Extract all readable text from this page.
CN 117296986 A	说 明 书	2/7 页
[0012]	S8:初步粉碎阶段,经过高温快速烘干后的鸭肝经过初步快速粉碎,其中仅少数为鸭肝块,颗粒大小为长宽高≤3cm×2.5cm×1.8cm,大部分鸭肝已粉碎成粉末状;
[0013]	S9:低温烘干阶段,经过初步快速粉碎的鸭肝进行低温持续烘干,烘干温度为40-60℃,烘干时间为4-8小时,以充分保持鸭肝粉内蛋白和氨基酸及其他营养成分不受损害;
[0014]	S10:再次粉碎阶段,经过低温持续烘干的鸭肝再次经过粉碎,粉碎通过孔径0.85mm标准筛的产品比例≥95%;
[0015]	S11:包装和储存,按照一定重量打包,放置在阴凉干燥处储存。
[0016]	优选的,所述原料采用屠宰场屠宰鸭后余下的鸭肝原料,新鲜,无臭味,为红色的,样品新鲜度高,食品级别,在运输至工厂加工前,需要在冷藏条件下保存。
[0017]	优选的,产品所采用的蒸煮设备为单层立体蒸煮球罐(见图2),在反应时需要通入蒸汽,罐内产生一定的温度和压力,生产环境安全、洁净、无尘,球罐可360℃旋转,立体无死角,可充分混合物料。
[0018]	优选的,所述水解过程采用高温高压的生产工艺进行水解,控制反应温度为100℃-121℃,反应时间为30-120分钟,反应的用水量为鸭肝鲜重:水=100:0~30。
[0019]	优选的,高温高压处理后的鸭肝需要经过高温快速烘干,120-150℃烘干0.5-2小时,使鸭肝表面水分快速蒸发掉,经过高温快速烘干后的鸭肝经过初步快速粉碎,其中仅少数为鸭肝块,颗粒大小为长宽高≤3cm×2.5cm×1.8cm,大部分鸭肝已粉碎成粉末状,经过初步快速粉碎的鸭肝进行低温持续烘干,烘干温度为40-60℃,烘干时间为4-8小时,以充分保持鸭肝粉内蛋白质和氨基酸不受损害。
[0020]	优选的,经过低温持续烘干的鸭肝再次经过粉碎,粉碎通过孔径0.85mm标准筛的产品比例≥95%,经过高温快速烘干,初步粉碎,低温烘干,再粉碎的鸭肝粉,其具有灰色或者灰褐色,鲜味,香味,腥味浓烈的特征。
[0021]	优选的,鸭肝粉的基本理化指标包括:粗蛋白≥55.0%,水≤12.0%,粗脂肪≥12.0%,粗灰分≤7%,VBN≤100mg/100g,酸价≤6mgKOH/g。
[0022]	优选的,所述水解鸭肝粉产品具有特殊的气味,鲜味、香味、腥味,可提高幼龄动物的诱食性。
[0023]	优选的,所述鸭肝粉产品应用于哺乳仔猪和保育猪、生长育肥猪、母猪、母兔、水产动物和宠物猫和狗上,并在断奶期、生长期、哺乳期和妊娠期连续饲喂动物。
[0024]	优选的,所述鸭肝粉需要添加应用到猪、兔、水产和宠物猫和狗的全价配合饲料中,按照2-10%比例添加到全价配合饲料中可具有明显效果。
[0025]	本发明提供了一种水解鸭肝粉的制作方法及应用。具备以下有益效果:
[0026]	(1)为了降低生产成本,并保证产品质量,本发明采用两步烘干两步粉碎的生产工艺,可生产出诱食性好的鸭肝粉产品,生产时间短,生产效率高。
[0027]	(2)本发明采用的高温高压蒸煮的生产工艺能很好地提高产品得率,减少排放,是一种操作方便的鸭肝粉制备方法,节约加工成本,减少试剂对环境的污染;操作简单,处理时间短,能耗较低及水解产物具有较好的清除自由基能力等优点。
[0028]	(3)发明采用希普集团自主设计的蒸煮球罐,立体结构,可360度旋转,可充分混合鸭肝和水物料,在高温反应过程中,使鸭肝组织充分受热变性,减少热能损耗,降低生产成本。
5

Task to complete ::
Select and copy every line of the listing with the word "经过高温快速烘干后的鸭肝经过初步快速粉碎".

Worked answer ::
[0012]	S8:初步粉碎阶段,经过高温快速烘干后的鸭肝经过初步快速粉碎,其中仅少数为鸭肝块,颗粒大小为长宽高≤3cm×2.5cm×1.8cm,大部分鸭肝已粉碎成粉末状;
[0019]	优选的,高温高压处理后的鸭肝需要经过高温快速烘干,120-150℃烘干0.5-2小时,使鸭肝表面水分快速蒸发掉,经过高温快速烘干后的鸭肝经过初步快速粉碎,其中仅少数为鸭肝块,颗粒大小为长宽高≤3cm×2.5cm×1.8cm,大部分鸭肝已粉碎成粉末状,经过初步快速粉碎的鸭肝进行低温持续烘干,烘干温度为40-60℃,烘干时间为4-8小时,以充分保持鸭肝粉内蛋白质和氨基酸不受损害。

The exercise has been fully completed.